■ RECORDS:

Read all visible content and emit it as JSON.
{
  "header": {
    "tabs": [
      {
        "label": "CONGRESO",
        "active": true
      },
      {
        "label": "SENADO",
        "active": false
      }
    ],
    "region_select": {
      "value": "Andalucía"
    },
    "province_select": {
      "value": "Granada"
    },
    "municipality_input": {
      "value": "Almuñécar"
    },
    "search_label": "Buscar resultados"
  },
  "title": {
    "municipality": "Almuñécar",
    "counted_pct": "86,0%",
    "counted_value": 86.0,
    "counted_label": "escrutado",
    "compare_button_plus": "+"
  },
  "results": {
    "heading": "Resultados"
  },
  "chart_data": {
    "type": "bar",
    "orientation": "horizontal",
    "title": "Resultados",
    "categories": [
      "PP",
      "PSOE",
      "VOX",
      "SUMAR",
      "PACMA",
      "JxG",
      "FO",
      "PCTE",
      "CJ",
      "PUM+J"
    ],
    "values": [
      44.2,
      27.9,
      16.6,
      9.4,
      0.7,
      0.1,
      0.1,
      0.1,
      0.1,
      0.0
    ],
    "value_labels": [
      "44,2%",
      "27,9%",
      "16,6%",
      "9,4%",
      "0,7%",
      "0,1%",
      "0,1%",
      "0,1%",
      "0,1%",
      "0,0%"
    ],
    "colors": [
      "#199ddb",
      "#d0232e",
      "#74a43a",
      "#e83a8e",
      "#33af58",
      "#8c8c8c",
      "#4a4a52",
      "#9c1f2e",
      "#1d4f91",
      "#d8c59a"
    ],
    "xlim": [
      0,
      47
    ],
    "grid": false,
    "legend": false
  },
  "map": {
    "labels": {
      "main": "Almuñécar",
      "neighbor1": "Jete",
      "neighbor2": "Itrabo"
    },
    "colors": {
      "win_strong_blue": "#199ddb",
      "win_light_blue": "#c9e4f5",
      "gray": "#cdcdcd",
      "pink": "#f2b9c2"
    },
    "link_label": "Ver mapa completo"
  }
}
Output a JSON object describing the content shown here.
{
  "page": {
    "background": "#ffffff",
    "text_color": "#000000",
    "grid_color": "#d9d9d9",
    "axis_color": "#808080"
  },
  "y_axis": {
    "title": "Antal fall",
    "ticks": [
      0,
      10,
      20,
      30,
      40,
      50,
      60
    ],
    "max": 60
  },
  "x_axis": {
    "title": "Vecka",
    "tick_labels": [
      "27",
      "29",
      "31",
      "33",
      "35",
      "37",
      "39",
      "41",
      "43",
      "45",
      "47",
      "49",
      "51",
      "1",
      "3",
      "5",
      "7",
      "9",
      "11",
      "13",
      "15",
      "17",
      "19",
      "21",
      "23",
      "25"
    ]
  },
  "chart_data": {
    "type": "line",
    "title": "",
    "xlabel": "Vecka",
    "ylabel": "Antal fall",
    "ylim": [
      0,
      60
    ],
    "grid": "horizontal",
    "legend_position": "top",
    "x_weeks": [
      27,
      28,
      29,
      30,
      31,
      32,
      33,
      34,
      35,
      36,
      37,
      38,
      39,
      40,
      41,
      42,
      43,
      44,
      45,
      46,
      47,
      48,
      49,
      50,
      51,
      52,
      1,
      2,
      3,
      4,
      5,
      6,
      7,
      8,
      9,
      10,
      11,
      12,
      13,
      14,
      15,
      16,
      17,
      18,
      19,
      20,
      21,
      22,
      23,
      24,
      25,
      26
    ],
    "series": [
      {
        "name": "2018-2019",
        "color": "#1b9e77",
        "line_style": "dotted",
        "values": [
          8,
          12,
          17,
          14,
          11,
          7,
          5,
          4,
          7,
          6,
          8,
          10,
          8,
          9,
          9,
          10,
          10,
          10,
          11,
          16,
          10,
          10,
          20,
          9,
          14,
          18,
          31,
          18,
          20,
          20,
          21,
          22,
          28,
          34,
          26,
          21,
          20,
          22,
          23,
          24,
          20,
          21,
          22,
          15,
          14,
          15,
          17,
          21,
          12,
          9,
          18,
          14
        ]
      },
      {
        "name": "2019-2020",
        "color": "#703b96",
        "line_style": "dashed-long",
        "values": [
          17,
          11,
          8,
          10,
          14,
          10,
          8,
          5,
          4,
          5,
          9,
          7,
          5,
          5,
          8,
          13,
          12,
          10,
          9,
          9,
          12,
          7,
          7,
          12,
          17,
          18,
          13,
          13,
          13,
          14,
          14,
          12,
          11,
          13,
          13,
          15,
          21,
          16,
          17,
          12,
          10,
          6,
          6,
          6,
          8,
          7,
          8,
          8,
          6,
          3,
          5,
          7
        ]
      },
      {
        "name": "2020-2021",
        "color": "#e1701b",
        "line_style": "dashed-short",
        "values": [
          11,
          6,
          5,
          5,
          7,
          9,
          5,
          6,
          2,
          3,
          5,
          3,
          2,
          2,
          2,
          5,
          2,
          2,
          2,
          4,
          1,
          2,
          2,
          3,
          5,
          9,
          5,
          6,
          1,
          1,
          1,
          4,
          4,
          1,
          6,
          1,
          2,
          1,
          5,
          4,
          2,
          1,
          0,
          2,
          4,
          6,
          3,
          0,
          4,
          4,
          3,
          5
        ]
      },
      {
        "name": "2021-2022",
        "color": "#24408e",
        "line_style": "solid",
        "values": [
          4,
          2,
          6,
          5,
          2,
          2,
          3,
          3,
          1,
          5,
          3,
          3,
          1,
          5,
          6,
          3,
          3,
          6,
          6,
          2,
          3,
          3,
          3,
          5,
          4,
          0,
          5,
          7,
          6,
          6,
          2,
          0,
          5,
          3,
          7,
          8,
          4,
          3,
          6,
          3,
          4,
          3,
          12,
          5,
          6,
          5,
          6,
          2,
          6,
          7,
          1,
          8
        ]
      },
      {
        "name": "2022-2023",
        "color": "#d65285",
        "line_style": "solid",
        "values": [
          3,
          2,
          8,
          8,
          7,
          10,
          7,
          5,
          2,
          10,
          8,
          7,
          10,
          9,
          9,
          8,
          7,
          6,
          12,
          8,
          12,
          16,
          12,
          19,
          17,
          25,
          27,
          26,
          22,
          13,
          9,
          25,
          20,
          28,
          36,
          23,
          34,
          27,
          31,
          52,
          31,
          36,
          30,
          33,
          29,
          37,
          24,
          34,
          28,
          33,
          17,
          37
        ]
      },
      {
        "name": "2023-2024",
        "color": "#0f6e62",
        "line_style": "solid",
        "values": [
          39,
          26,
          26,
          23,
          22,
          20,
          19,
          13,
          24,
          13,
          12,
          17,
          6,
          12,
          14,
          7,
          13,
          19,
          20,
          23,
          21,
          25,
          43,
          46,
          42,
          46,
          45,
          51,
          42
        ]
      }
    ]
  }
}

■ EXERCISE AIM:
Locate all lines in the listing above with the word "false" and copy them.

■ FINISHED TASK:
        "active": false
    "grid": false,
    "legend": false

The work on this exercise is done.